[Short exercise]
Check each line below for "释放能量" and report how many have it, nothing else.

**** Provided data

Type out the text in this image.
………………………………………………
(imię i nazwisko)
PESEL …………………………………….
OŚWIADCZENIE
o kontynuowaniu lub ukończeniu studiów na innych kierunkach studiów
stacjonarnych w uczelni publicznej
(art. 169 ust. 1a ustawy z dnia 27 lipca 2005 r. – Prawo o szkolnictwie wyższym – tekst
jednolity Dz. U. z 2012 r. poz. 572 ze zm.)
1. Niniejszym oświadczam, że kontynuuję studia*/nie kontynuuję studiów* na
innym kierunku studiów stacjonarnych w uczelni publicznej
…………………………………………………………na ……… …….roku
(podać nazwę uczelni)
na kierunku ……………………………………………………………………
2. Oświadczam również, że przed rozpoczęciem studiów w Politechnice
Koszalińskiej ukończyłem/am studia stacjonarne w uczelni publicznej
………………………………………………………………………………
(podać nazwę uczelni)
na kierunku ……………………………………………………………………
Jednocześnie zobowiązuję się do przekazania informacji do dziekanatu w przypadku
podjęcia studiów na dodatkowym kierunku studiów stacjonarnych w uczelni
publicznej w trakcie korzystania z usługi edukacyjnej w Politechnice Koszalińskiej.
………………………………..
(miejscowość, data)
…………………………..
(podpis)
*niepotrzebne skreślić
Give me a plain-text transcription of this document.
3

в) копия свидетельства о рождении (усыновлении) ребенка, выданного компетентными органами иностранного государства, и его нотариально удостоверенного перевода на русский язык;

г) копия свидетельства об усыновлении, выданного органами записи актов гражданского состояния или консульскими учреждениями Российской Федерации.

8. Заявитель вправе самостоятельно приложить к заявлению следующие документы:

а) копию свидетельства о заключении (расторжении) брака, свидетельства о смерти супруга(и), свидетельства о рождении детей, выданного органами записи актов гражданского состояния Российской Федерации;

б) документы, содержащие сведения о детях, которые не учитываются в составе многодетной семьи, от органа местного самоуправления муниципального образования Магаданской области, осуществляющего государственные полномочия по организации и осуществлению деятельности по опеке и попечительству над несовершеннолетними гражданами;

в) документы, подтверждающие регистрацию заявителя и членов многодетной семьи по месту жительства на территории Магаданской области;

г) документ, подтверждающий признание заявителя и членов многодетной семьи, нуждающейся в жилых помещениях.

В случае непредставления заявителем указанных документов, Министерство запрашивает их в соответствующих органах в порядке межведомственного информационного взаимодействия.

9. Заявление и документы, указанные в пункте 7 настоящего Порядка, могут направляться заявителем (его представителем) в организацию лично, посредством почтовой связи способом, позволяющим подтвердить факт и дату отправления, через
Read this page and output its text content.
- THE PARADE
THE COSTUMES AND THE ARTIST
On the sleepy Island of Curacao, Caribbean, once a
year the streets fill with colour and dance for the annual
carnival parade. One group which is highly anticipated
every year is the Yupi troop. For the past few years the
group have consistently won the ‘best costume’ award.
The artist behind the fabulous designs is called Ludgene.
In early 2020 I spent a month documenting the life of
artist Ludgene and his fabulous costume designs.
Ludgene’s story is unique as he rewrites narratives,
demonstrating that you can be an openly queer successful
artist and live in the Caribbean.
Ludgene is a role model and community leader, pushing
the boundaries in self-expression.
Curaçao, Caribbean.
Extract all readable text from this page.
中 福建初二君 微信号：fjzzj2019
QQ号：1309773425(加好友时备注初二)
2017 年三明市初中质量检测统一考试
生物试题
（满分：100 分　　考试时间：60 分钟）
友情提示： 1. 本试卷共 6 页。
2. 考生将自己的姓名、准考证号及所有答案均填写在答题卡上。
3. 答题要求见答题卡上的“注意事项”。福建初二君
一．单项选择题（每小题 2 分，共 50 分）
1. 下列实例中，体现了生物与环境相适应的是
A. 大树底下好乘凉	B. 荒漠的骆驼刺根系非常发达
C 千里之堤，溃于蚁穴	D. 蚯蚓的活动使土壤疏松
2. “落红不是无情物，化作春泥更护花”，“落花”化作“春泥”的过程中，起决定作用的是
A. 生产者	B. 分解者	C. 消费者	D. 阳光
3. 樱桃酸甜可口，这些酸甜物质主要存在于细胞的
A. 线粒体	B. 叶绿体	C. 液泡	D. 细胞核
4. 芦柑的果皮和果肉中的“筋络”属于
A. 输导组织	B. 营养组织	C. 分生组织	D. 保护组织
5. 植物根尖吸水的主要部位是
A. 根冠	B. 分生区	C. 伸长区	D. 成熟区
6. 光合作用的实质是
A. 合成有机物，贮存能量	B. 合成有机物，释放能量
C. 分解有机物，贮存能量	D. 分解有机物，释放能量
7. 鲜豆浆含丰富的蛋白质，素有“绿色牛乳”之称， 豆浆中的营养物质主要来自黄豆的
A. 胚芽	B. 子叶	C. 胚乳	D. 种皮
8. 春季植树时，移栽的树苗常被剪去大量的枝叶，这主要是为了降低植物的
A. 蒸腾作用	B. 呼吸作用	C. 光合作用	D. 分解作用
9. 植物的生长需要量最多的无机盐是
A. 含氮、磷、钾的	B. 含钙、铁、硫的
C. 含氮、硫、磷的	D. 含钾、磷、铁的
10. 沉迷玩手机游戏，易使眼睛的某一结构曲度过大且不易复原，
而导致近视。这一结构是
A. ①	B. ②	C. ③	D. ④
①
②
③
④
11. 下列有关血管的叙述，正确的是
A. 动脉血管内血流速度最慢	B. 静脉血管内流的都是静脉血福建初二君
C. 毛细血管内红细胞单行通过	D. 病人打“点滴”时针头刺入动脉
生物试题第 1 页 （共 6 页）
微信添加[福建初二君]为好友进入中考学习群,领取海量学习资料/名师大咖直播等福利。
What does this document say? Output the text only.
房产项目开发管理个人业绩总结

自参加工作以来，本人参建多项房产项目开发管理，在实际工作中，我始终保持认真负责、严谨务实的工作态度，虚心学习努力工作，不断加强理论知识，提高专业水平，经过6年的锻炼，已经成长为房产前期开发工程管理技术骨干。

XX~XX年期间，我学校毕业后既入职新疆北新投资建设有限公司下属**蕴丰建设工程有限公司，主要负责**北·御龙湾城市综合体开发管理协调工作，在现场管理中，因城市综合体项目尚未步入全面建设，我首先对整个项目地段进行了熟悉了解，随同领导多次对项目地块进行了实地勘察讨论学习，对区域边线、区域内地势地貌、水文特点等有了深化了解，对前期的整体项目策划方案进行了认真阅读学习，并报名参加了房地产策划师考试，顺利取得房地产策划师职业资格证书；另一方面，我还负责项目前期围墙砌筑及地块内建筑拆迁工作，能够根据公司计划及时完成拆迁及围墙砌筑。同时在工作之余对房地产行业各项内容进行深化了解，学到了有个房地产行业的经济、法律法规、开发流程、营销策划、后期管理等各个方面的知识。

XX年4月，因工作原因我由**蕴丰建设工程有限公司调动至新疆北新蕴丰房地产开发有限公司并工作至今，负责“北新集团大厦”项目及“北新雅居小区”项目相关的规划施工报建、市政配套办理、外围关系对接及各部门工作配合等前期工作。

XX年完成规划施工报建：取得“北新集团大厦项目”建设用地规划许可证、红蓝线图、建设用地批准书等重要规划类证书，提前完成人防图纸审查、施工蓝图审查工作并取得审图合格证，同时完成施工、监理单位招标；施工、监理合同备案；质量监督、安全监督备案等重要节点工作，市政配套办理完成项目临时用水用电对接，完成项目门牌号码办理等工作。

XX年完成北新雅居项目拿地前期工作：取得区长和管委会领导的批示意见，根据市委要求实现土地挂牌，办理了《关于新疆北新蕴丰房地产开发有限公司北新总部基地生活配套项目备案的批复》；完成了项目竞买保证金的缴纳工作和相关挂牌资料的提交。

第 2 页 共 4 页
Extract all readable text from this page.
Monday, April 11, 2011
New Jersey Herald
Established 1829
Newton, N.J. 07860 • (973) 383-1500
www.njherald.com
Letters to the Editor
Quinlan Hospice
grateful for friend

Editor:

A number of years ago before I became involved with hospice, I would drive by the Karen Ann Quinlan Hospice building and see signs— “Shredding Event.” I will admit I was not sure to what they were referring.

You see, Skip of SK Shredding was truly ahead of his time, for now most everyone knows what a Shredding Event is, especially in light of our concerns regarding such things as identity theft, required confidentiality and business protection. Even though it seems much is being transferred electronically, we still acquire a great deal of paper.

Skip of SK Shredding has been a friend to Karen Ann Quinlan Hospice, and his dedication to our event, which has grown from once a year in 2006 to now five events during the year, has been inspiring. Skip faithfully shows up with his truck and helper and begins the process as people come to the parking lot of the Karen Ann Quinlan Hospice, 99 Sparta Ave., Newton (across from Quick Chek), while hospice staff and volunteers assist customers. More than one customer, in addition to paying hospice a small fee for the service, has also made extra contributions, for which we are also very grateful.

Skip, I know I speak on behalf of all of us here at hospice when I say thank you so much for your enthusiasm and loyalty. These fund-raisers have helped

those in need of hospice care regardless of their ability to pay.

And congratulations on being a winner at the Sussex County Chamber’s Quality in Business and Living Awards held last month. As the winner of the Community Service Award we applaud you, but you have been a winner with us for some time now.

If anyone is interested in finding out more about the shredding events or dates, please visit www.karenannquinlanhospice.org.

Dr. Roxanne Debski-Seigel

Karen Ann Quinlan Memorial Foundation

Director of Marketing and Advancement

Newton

********

[Task output]
2